— Start —
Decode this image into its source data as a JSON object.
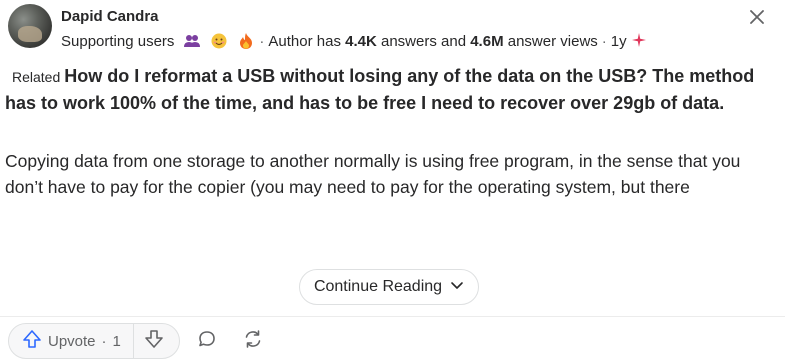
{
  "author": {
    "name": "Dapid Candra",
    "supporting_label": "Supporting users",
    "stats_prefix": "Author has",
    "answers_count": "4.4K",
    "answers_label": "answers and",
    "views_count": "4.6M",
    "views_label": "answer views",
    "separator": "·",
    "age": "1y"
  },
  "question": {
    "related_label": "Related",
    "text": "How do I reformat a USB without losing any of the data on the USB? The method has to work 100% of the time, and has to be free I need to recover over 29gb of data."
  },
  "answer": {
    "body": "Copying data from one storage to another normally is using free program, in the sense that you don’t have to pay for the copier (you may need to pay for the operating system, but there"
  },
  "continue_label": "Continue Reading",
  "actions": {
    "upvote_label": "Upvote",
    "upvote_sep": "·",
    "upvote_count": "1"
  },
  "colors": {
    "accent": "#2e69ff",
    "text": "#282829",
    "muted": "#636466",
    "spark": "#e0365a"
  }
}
— End —
*TASK TO CARRY OUT:* Repeat the records above exactly, omitting every picture.

*FULL ANSWER:*
Decode this image into its source data as a JSON object.
{
  "author": {
    "name": "Dapid Candra",
    "supporting_label": "Supporting users",
    "stats_prefix": "Author has",
    "answers_count": "4.4K",
    "answers_label": "answers and",
    "views_count": "4.6M",
    "views_label": "answer views",
    "separator": "·",
    "age": "1y"
  },
  "question": {
    "related_label": "Related",
    "text": "How do I reformat a USB without losing any of the data on the USB? The method has to work 100% of the time, and has to be free I need to recover over 29gb of data."
  },
  "answer": {
    "body": "Copying data from one storage to another normally is using free program, in the sense that you don’t have to pay for the copier (you may need to pay for the operating system, but there"
  },
  "continue_label": "Continue Reading",
  "actions": {
    "upvote_label": "Upvote",
    "upvote_sep": "·",
    "upvote_count": "1"
  },
  "colors": {
    "accent": "#2e69ff",
    "text": "#282829",
    "muted": "#636466",
    "spark": "#e0365a"
  }
}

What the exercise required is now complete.